PROVIDED DATA:
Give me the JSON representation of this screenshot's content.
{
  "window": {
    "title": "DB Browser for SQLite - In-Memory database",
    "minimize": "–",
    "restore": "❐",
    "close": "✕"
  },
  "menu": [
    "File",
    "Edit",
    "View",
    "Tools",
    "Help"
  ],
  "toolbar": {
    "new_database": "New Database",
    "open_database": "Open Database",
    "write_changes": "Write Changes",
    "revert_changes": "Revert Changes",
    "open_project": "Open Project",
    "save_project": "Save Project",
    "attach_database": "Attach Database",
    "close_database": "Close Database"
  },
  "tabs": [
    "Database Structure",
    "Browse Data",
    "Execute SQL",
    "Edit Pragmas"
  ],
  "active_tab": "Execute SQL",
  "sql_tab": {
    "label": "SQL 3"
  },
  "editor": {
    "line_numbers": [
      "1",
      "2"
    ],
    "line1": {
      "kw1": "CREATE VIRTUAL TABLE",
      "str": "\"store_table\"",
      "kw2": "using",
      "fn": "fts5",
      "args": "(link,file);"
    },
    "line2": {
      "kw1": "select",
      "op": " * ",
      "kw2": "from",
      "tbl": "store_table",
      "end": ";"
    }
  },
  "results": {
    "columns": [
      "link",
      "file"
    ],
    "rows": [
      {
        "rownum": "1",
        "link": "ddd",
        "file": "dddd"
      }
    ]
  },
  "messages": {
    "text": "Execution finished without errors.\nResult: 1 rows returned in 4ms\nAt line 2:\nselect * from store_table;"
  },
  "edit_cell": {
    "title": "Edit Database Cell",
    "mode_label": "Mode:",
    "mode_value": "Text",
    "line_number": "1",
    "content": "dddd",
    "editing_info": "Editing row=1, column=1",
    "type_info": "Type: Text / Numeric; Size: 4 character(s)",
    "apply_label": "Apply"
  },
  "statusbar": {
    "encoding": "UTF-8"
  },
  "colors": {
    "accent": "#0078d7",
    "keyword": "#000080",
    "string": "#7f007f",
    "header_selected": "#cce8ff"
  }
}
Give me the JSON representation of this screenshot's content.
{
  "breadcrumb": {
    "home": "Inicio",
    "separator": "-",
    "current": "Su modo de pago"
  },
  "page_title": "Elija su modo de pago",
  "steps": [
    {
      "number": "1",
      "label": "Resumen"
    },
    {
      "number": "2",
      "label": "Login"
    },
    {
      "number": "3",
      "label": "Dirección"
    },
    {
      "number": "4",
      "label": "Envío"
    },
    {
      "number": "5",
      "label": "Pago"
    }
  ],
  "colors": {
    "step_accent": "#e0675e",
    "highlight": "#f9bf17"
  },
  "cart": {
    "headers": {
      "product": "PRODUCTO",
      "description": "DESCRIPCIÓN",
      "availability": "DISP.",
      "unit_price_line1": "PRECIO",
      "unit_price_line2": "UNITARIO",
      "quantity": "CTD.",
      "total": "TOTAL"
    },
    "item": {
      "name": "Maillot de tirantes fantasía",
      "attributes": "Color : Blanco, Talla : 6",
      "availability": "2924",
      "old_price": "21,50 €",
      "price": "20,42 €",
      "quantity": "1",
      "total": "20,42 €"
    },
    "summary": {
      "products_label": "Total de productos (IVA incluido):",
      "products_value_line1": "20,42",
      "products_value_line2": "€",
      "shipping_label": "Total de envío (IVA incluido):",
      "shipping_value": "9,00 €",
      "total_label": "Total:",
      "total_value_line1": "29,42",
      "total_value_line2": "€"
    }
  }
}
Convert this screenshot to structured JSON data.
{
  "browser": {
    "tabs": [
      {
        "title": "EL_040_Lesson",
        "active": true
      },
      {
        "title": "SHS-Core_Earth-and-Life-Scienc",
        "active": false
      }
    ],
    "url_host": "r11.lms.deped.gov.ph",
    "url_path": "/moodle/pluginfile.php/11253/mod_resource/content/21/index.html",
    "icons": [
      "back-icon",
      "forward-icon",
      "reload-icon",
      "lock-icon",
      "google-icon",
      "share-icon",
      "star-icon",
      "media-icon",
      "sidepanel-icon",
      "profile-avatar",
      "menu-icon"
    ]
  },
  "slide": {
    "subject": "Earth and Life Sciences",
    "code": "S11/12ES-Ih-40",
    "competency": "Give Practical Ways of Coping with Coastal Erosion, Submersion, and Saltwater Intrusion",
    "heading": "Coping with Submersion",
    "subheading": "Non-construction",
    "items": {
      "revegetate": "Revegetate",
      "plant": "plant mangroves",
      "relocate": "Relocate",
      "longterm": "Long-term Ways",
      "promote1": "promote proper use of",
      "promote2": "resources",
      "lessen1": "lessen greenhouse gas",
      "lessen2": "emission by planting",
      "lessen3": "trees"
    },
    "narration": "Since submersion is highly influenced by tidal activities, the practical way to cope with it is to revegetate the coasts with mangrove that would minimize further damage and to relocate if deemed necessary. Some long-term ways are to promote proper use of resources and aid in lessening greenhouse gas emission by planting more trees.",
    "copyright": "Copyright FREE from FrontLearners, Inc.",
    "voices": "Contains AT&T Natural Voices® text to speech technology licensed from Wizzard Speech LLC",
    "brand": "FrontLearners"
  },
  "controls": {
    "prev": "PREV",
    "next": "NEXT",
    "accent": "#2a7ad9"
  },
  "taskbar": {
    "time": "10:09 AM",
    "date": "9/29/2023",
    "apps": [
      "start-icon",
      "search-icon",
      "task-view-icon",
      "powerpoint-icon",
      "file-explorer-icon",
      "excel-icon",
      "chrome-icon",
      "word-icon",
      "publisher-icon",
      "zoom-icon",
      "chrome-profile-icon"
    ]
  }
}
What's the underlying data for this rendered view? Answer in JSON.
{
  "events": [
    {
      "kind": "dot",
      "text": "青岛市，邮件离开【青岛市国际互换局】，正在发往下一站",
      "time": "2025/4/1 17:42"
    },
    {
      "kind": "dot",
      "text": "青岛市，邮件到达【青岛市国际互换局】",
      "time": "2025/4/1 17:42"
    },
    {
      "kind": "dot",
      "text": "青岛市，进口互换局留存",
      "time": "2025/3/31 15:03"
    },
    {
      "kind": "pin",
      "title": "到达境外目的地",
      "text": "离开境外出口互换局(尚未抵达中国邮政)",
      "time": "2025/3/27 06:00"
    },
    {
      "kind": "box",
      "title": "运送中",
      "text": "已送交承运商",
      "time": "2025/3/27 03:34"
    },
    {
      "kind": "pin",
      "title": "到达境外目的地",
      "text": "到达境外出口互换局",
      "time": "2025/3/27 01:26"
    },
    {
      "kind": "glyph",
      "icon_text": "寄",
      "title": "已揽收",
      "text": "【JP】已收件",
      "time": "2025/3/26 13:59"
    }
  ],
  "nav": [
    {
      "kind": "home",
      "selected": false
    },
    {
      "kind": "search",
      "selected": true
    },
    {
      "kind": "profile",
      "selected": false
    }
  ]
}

INSTRUCTION: Output the full listing exactly as it stands.

ANSWER IN FULL:
Give me the JSON representation of this screenshot's content.
{
  "window": {
    "title": "DB Browser for SQLite - In-Memory database",
    "minimize": "–",
    "restore": "❐",
    "close": "✕"
  },
  "menu": [
    "File",
    "Edit",
    "View",
    "Tools",
    "Help"
  ],
  "toolbar": {
    "new_database": "New Database",
    "open_database": "Open Database",
    "write_changes": "Write Changes",
    "revert_changes": "Revert Changes",
    "open_project": "Open Project",
    "save_project": "Save Project",
    "attach_database": "Attach Database",
    "close_database": "Close Database"
  },
  "tabs": [
    "Database Structure",
    "Browse Data",
    "Execute SQL",
    "Edit Pragmas"
  ],
  "active_tab": "Execute SQL",
  "sql_tab": {
    "label": "SQL 3"
  },
  "editor": {
    "line_numbers": [
      "1",
      "2"
    ],
    "line1": {
      "kw1": "CREATE VIRTUAL TABLE",
      "str": "\"store_table\"",
      "kw2": "using",
      "fn": "fts5",
      "args": "(link,file);"
    },
    "line2": {
      "kw1": "select",
      "op": " * ",
      "kw2": "from",
      "tbl": "store_table",
      "end": ";"
    }
  },
  "results": {
    "columns": [
      "link",
      "file"
    ],
    "rows": [
      {
        "rownum": "1",
        "link": "ddd",
        "file": "dddd"
      }
    ]
  },
  "messages": {
    "text": "Execution finished without errors.\nResult: 1 rows returned in 4ms\nAt line 2:\nselect * from store_table;"
  },
  "edit_cell": {
    "title": "Edit Database Cell",
    "mode_label": "Mode:",
    "mode_value": "Text",
    "line_number": "1",
    "content": "dddd",
    "editing_info": "Editing row=1, column=1",
    "type_info": "Type: Text / Numeric; Size: 4 character(s)",
    "apply_label": "Apply"
  },
  "statusbar": {
    "encoding": "UTF-8"
  },
  "colors": {
    "accent": "#0078d7",
    "keyword": "#000080",
    "string": "#7f007f",
    "header_selected": "#cce8ff"
  }
}
Give me the JSON representation of this screenshot's content.
{
  "breadcrumb": {
    "home": "Inicio",
    "separator": "-",
    "current": "Su modo de pago"
  },
  "page_title": "Elija su modo de pago",
  "steps": [
    {
      "number": "1",
      "label": "Resumen"
    },
    {
      "number": "2",
      "label": "Login"
    },
    {
      "number": "3",
      "label": "Dirección"
    },
    {
      "number": "4",
      "label": "Envío"
    },
    {
      "number": "5",
      "label": "Pago"
    }
  ],
  "colors": {
    "step_accent": "#e0675e",
    "highlight": "#f9bf17"
  },
  "cart": {
    "headers": {
      "product": "PRODUCTO",
      "description": "DESCRIPCIÓN",
      "availability": "DISP.",
      "unit_price_line1": "PRECIO",
      "unit_price_line2": "UNITARIO",
      "quantity": "CTD.",
      "total": "TOTAL"
    },
    "item": {
      "name": "Maillot de tirantes fantasía",
      "attributes": "Color : Blanco, Talla : 6",
      "availability": "2924",
      "old_price": "21,50 €",
      "price": "20,42 €",
      "quantity": "1",
      "total": "20,42 €"
    },
    "summary": {
      "products_label": "Total de productos (IVA incluido):",
      "products_value_line1": "20,42",
      "products_value_line2": "€",
      "shipping_label": "Total de envío (IVA incluido):",
      "shipping_value": "9,00 €",
      "total_label": "Total:",
      "total_value_line1": "29,42",
      "total_value_line2": "€"
    }
  }
}
Convert this screenshot to structured JSON data.
{
  "browser": {
    "tabs": [
      {
        "title": "EL_040_Lesson",
        "active": true
      },
      {
        "title": "SHS-Core_Earth-and-Life-Scienc",
        "active": false
      }
    ],
    "url_host": "r11.lms.deped.gov.ph",
    "url_path": "/moodle/pluginfile.php/11253/mod_resource/content/21/index.html",
    "icons": [
      "back-icon",
      "forward-icon",
      "reload-icon",
      "lock-icon",
      "google-icon",
      "share-icon",
      "star-icon",
      "media-icon",
      "sidepanel-icon",
      "profile-avatar",
      "menu-icon"
    ]
  },
  "slide": {
    "subject": "Earth and Life Sciences",
    "code": "S11/12ES-Ih-40",
    "competency": "Give Practical Ways of Coping with Coastal Erosion, Submersion, and Saltwater Intrusion",
    "heading": "Coping with Submersion",
    "subheading": "Non-construction",
    "items": {
      "revegetate": "Revegetate",
      "plant": "plant mangroves",
      "relocate": "Relocate",
      "longterm": "Long-term Ways",
      "promote1": "promote proper use of",
      "promote2": "resources",
      "lessen1": "lessen greenhouse gas",
      "lessen2": "emission by planting",
      "lessen3": "trees"
    },
    "narration": "Since submersion is highly influenced by tidal activities, the practical way to cope with it is to revegetate the coasts with mangrove that would minimize further damage and to relocate if deemed necessary. Some long-term ways are to promote proper use of resources and aid in lessening greenhouse gas emission by planting more trees.",
    "copyright": "Copyright FREE from FrontLearners, Inc.",
    "voices": "Contains AT&T Natural Voices® text to speech technology licensed from Wizzard Speech LLC",
    "brand": "FrontLearners"
  },
  "controls": {
    "prev": "PREV",
    "next": "NEXT",
    "accent": "#2a7ad9"
  },
  "taskbar": {
    "time": "10:09 AM",
    "date": "9/29/2023",
    "apps": [
      "start-icon",
      "search-icon",
      "task-view-icon",
      "powerpoint-icon",
      "file-explorer-icon",
      "excel-icon",
      "chrome-icon",
      "word-icon",
      "publisher-icon",
      "zoom-icon",
      "chrome-profile-icon"
    ]
  }
}
What's the underlying data for this rendered view? Answer in JSON.
{
  "events": [
    {
      "kind": "dot",
      "text": "青岛市，邮件离开【青岛市国际互换局】，正在发往下一站",
      "time": "2025/4/1 17:42"
    },
    {
      "kind": "dot",
      "text": "青岛市，邮件到达【青岛市国际互换局】",
      "time": "2025/4/1 17:42"
    },
    {
      "kind": "dot",
      "text": "青岛市，进口互换局留存",
      "time": "2025/3/31 15:03"
    },
    {
      "kind": "pin",
      "title": "到达境外目的地",
      "text": "离开境外出口互换局(尚未抵达中国邮政)",
      "time": "2025/3/27 06:00"
    },
    {
      "kind": "box",
      "title": "运送中",
      "text": "已送交承运商",
      "time": "2025/3/27 03:34"
    },
    {
      "kind": "pin",
      "title": "到达境外目的地",
      "text": "到达境外出口互换局",
      "time": "2025/3/27 01:26"
    },
    {
      "kind": "glyph",
      "icon_text": "寄",
      "title": "已揽收",
      "text": "【JP】已收件",
      "time": "2025/3/26 13:59"
    }
  ],
  "nav": [
    {
      "kind": "home",
      "selected": false
    },
    {
      "kind": "search",
      "selected": true
    },
    {
      "kind": "profile",
      "selected": false
    }
  ]
}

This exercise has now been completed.